Written instruction:
Count each line in which the word "this" appears. Reply with the total and nothing more.

Supplied records:
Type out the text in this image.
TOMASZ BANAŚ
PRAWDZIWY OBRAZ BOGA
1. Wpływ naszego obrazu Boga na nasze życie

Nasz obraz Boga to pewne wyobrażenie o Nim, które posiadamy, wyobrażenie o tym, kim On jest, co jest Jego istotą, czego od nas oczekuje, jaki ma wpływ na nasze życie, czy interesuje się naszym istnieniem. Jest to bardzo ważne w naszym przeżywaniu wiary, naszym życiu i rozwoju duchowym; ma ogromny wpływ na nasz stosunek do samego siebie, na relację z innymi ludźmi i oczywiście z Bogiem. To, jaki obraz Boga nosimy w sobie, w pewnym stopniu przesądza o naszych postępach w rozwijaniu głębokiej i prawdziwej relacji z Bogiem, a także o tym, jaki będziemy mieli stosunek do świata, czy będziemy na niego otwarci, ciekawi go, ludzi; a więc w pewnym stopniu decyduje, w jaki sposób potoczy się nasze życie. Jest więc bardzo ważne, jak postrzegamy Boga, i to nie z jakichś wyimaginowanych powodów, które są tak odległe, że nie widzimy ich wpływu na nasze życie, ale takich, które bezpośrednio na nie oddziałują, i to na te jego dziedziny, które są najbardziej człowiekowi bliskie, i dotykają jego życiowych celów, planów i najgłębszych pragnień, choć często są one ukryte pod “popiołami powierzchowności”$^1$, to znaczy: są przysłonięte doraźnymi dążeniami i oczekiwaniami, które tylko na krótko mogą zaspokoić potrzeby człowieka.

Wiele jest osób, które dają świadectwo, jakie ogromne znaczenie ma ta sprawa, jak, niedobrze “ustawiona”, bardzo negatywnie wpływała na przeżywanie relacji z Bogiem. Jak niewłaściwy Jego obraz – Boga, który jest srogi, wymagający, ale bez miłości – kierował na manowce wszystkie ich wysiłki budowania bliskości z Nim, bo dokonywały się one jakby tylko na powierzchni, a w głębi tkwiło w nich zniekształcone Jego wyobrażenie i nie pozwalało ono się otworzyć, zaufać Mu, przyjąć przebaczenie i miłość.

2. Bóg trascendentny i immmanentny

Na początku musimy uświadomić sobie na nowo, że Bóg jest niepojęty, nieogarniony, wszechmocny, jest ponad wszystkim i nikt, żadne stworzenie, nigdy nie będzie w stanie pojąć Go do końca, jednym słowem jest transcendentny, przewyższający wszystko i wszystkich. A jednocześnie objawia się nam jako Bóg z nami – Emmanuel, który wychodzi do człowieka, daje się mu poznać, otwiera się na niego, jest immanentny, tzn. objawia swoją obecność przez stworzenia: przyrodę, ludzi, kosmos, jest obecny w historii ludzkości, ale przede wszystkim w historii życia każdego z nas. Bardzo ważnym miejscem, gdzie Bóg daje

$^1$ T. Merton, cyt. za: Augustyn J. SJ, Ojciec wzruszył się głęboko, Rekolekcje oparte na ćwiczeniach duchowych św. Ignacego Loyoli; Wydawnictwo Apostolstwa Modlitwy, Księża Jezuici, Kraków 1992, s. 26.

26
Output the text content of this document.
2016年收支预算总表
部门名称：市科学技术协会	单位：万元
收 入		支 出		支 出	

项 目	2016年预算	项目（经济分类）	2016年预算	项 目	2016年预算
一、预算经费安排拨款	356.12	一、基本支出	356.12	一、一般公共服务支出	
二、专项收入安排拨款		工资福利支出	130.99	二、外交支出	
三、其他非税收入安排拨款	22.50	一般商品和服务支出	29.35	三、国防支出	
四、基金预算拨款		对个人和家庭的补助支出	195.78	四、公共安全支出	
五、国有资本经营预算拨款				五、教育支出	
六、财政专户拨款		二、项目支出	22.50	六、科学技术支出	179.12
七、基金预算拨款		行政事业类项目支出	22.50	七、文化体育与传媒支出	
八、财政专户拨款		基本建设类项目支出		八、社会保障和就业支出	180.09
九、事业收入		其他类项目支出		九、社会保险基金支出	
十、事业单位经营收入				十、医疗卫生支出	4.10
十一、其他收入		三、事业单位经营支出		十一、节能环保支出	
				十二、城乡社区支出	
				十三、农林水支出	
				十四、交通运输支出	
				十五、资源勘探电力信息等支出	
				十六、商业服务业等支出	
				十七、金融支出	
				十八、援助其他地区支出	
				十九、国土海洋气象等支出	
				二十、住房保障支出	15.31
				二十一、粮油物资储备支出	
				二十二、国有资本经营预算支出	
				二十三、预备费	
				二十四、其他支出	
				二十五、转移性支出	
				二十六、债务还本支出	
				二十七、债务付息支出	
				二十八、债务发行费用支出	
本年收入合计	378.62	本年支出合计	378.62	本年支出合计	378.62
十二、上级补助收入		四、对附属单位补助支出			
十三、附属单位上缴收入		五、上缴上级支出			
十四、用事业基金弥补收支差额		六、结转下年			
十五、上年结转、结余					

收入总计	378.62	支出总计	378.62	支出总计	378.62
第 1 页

Right answer:
2